State the number of lines that hold the string "symptoms", with nothing added.
——————————
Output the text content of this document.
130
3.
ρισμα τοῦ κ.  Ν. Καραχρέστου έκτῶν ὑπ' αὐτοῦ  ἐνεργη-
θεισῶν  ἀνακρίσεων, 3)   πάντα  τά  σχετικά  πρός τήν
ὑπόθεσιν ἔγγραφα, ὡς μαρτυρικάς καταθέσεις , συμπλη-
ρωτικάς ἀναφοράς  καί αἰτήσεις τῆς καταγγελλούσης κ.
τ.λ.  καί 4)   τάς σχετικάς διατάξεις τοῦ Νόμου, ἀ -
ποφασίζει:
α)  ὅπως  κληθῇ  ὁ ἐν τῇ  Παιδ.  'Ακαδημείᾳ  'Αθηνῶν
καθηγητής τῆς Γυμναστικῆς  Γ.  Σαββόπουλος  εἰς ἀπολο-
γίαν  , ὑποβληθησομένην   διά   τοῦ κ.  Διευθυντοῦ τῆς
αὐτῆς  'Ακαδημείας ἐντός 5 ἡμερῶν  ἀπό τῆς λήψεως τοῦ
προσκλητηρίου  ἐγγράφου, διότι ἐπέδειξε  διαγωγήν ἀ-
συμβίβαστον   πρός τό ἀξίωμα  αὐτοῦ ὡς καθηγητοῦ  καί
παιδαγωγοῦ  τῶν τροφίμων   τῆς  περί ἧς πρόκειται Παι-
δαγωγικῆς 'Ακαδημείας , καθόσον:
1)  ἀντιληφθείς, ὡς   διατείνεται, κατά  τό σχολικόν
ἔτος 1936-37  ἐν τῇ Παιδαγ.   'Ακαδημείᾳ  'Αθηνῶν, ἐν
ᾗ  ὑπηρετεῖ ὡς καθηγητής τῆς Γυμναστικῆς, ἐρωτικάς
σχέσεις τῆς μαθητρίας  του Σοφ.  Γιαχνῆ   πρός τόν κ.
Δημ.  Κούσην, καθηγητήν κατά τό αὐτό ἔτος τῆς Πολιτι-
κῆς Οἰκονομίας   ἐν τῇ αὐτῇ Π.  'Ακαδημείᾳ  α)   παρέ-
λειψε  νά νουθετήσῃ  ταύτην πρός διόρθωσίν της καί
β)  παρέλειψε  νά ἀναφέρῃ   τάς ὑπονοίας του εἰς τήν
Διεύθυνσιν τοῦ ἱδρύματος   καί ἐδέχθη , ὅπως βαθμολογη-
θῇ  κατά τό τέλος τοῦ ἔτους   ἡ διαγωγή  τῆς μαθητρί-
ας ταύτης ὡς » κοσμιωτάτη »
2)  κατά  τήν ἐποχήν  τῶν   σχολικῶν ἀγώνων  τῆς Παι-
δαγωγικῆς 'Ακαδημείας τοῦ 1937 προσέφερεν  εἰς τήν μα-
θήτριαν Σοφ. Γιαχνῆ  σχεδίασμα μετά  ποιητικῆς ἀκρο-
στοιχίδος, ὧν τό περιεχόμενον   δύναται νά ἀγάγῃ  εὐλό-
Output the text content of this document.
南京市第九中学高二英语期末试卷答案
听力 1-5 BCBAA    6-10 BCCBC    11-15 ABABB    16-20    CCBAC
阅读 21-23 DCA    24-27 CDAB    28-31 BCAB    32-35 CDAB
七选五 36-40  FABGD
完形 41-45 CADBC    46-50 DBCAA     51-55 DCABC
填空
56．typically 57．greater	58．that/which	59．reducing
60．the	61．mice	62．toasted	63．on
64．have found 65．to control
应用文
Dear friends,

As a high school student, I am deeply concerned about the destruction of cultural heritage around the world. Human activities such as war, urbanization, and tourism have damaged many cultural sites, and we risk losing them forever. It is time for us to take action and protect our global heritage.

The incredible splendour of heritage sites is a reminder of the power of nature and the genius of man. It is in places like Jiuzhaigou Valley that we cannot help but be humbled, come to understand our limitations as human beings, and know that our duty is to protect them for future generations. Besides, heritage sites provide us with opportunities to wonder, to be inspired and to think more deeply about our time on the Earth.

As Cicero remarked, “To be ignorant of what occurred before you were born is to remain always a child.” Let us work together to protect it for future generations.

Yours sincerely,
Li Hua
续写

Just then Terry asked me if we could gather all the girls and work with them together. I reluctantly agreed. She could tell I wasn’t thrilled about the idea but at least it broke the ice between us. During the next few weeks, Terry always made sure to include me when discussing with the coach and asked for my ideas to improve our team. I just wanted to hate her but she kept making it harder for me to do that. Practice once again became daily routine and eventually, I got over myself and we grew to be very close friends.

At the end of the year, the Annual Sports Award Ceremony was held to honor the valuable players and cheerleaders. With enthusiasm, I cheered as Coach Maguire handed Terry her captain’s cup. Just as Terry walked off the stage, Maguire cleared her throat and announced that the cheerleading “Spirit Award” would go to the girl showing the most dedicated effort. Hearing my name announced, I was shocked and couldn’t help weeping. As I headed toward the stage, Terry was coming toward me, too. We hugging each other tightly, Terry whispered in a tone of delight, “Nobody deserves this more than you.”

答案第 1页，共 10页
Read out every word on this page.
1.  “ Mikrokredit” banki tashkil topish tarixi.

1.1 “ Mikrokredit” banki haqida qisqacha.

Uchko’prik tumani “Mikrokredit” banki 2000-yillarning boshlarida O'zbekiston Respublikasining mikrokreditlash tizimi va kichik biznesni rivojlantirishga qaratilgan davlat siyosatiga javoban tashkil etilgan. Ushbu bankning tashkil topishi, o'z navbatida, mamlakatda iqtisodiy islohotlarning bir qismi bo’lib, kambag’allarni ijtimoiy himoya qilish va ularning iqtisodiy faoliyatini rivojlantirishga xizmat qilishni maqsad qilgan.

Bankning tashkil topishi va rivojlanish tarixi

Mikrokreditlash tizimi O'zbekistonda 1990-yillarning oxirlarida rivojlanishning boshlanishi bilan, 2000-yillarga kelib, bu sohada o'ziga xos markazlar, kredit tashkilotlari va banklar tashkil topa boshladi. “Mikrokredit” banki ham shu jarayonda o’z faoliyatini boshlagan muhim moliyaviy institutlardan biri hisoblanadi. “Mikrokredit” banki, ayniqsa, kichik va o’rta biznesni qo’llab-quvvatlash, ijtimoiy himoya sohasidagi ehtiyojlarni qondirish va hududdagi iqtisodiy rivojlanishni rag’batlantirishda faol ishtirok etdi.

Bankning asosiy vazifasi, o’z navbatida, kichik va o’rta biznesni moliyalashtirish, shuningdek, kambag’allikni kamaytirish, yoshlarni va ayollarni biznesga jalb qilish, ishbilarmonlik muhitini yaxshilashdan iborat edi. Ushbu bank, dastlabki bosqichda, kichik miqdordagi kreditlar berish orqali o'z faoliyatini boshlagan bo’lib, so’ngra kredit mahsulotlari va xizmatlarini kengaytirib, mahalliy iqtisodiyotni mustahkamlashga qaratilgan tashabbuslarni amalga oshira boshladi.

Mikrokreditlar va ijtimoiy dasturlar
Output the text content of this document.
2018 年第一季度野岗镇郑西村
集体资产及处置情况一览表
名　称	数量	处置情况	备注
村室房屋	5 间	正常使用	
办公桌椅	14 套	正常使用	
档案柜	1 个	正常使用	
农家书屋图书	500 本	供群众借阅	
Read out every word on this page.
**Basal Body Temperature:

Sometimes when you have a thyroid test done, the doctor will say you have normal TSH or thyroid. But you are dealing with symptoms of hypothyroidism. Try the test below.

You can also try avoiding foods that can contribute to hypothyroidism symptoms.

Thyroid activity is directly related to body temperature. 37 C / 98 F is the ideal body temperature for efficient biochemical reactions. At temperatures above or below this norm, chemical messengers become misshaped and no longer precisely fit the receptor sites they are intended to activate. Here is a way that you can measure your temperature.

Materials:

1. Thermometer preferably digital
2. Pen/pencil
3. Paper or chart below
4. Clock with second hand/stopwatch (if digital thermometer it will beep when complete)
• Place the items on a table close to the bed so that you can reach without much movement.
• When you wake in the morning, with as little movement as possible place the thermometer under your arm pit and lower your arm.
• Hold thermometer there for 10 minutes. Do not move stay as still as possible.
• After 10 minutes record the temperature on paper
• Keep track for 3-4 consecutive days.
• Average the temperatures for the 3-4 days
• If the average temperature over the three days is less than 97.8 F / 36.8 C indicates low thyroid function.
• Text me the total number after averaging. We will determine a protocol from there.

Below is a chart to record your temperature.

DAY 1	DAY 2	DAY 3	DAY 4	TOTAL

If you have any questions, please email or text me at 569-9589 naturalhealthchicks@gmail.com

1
——————————
__Task output__
2